## What is asked
Print every entry exactly as written.
[START OF Listed entries]
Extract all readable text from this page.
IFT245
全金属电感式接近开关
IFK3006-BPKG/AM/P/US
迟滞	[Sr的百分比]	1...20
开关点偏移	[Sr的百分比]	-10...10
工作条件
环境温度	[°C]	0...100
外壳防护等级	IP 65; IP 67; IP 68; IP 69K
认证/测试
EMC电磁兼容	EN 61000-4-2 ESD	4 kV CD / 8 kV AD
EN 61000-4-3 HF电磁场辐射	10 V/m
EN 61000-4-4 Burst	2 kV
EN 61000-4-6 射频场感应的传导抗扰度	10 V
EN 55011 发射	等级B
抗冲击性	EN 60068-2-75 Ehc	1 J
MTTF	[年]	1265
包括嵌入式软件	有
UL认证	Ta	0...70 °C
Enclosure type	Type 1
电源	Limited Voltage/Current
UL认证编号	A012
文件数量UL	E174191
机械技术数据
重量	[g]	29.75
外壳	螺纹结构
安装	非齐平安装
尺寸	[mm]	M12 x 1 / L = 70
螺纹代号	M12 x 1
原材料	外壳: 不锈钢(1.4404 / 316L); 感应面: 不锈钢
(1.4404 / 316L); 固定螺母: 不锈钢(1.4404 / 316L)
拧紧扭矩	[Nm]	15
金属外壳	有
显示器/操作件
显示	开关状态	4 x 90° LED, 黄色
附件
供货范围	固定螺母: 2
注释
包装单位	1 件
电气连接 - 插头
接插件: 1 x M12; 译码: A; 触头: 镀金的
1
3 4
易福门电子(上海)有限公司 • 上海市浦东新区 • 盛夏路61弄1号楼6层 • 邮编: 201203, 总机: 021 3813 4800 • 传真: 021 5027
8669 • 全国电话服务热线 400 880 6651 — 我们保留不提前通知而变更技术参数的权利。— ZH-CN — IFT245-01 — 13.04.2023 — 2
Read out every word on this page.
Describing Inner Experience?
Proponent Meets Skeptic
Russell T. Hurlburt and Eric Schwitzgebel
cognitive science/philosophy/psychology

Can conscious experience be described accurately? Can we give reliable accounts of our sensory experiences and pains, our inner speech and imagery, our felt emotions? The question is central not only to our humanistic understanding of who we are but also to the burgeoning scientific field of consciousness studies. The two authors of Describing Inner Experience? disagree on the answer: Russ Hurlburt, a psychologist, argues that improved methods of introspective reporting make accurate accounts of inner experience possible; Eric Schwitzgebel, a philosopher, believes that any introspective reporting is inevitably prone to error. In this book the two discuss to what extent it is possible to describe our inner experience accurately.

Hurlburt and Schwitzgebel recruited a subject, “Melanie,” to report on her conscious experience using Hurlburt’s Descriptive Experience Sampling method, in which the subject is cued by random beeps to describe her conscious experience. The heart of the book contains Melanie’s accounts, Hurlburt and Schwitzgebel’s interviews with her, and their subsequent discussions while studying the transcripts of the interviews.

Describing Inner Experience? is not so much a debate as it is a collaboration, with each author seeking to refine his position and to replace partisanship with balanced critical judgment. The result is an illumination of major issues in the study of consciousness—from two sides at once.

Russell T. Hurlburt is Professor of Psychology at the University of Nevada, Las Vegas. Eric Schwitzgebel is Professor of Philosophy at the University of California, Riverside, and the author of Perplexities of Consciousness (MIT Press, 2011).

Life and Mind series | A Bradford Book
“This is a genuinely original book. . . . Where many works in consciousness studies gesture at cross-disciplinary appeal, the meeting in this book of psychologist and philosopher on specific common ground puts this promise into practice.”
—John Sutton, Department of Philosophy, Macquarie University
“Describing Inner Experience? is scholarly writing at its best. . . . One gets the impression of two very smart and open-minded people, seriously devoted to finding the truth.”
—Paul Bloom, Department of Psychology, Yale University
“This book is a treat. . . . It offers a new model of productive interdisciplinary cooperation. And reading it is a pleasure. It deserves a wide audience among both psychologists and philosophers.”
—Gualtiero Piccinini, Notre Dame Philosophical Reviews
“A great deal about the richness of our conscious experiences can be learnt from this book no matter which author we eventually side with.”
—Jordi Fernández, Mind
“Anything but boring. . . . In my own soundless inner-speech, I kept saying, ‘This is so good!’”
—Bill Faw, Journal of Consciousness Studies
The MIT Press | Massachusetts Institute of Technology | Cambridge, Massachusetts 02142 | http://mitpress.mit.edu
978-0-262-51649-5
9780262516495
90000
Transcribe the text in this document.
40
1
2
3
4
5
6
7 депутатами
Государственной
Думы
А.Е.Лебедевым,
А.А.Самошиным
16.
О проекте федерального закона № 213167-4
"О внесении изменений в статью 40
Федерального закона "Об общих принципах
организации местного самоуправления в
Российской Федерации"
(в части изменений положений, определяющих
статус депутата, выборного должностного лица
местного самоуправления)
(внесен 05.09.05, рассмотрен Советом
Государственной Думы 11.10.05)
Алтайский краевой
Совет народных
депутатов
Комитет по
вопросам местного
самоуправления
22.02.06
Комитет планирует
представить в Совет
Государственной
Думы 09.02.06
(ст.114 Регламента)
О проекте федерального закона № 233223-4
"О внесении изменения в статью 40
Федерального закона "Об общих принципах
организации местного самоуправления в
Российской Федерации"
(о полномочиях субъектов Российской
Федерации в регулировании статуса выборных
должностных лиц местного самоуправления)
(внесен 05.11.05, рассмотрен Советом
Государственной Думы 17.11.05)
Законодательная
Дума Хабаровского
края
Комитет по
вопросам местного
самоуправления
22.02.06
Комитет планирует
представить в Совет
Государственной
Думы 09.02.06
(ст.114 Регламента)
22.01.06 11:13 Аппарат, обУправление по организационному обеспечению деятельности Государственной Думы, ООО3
[END OF Listed entries]
## Problem solution
Extract all readable text from this page.
IFT245
全金属电感式接近开关
IFK3006-BPKG/AM/P/US
迟滞	[Sr的百分比]	1...20
开关点偏移	[Sr的百分比]	-10...10
工作条件
环境温度	[°C]	0...100
外壳防护等级	IP 65; IP 67; IP 68; IP 69K
认证/测试
EMC电磁兼容	EN 61000-4-2 ESD	4 kV CD / 8 kV AD
EN 61000-4-3 HF电磁场辐射	10 V/m
EN 61000-4-4 Burst	2 kV
EN 61000-4-6 射频场感应的传导抗扰度	10 V
EN 55011 发射	等级B
抗冲击性	EN 60068-2-75 Ehc	1 J
MTTF	[年]	1265
包括嵌入式软件	有
UL认证	Ta	0...70 °C
Enclosure type	Type 1
电源	Limited Voltage/Current
UL认证编号	A012
文件数量UL	E174191
机械技术数据
重量	[g]	29.75
外壳	螺纹结构
安装	非齐平安装
尺寸	[mm]	M12 x 1 / L = 70
螺纹代号	M12 x 1
原材料	外壳: 不锈钢(1.4404 / 316L); 感应面: 不锈钢
(1.4404 / 316L); 固定螺母: 不锈钢(1.4404 / 316L)
拧紧扭矩	[Nm]	15
金属外壳	有
显示器/操作件
显示	开关状态	4 x 90° LED, 黄色
附件
供货范围	固定螺母: 2
注释
包装单位	1 件
电气连接 - 插头
接插件: 1 x M12; 译码: A; 触头: 镀金的
1
3 4
易福门电子(上海)有限公司 • 上海市浦东新区 • 盛夏路61弄1号楼6层 • 邮编: 201203, 总机: 021 3813 4800 • 传真: 021 5027
8669 • 全国电话服务热线 400 880 6651 — 我们保留不提前通知而变更技术参数的权利。— ZH-CN — IFT245-01 — 13.04.2023 — 2
Read out every word on this page.
Describing Inner Experience?
Proponent Meets Skeptic
Russell T. Hurlburt and Eric Schwitzgebel
cognitive science/philosophy/psychology

Can conscious experience be described accurately? Can we give reliable accounts of our sensory experiences and pains, our inner speech and imagery, our felt emotions? The question is central not only to our humanistic understanding of who we are but also to the burgeoning scientific field of consciousness studies. The two authors of Describing Inner Experience? disagree on the answer: Russ Hurlburt, a psychologist, argues that improved methods of introspective reporting make accurate accounts of inner experience possible; Eric Schwitzgebel, a philosopher, believes that any introspective reporting is inevitably prone to error. In this book the two discuss to what extent it is possible to describe our inner experience accurately.

Hurlburt and Schwitzgebel recruited a subject, “Melanie,” to report on her conscious experience using Hurlburt’s Descriptive Experience Sampling method, in which the subject is cued by random beeps to describe her conscious experience. The heart of the book contains Melanie’s accounts, Hurlburt and Schwitzgebel’s interviews with her, and their subsequent discussions while studying the transcripts of the interviews.

Describing Inner Experience? is not so much a debate as it is a collaboration, with each author seeking to refine his position and to replace partisanship with balanced critical judgment. The result is an illumination of major issues in the study of consciousness—from two sides at once.

Russell T. Hurlburt is Professor of Psychology at the University of Nevada, Las Vegas. Eric Schwitzgebel is Professor of Philosophy at the University of California, Riverside, and the author of Perplexities of Consciousness (MIT Press, 2011).

Life and Mind series | A Bradford Book
“This is a genuinely original book. . . . Where many works in consciousness studies gesture at cross-disciplinary appeal, the meeting in this book of psychologist and philosopher on specific common ground puts this promise into practice.”
—John Sutton, Department of Philosophy, Macquarie University
“Describing Inner Experience? is scholarly writing at its best. . . . One gets the impression of two very smart and open-minded people, seriously devoted to finding the truth.”
—Paul Bloom, Department of Psychology, Yale University
“This book is a treat. . . . It offers a new model of productive interdisciplinary cooperation. And reading it is a pleasure. It deserves a wide audience among both psychologists and philosophers.”
—Gualtiero Piccinini, Notre Dame Philosophical Reviews
“A great deal about the richness of our conscious experiences can be learnt from this book no matter which author we eventually side with.”
—Jordi Fernández, Mind
“Anything but boring. . . . In my own soundless inner-speech, I kept saying, ‘This is so good!’”
—Bill Faw, Journal of Consciousness Studies
The MIT Press | Massachusetts Institute of Technology | Cambridge, Massachusetts 02142 | http://mitpress.mit.edu
978-0-262-51649-5
9780262516495
90000
Transcribe the text in this document.
40
1
2
3
4
5
6
7 депутатами
Государственной
Думы
А.Е.Лебедевым,
А.А.Самошиным
16.
О проекте федерального закона № 213167-4
"О внесении изменений в статью 40
Федерального закона "Об общих принципах
организации местного самоуправления в
Российской Федерации"
(в части изменений положений, определяющих
статус депутата, выборного должностного лица
местного самоуправления)
(внесен 05.09.05, рассмотрен Советом
Государственной Думы 11.10.05)
Алтайский краевой
Совет народных
депутатов
Комитет по
вопросам местного
самоуправления
22.02.06
Комитет планирует
представить в Совет
Государственной
Думы 09.02.06
(ст.114 Регламента)
О проекте федерального закона № 233223-4
"О внесении изменения в статью 40
Федерального закона "Об общих принципах
организации местного самоуправления в
Российской Федерации"
(о полномочиях субъектов Российской
Федерации в регулировании статуса выборных
должностных лиц местного самоуправления)
(внесен 05.11.05, рассмотрен Советом
Государственной Думы 17.11.05)
Законодательная
Дума Хабаровского
края
Комитет по
вопросам местного
самоуправления
22.02.06
Комитет планирует
представить в Совет
Государственной
Думы 09.02.06
(ст.114 Регламента)
22.01.06 11:13 Аппарат, обУправление по организационному обеспечению деятельности Государственной Думы, ООО3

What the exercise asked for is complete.